[BEGIN]

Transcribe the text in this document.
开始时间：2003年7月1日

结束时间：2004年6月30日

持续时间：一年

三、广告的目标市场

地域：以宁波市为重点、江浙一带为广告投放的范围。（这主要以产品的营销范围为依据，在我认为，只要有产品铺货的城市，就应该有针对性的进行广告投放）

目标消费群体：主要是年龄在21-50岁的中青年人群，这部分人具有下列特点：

[END]

## [Requirement]
Extract the data in full. Keep it word for word.

## [Result for this exercise]
Transcribe the text in this document.
开始时间：2003年7月1日

结束时间：2004年6月30日

持续时间：一年

三、广告的目标市场

地域：以宁波市为重点、江浙一带为广告投放的范围。（这主要以产品的营销范围为依据，在我认为，只要有产品铺货的城市，就应该有针对性的进行广告投放）

目标消费群体：主要是年龄在21-50岁的中青年人群，这部分人具有下列特点：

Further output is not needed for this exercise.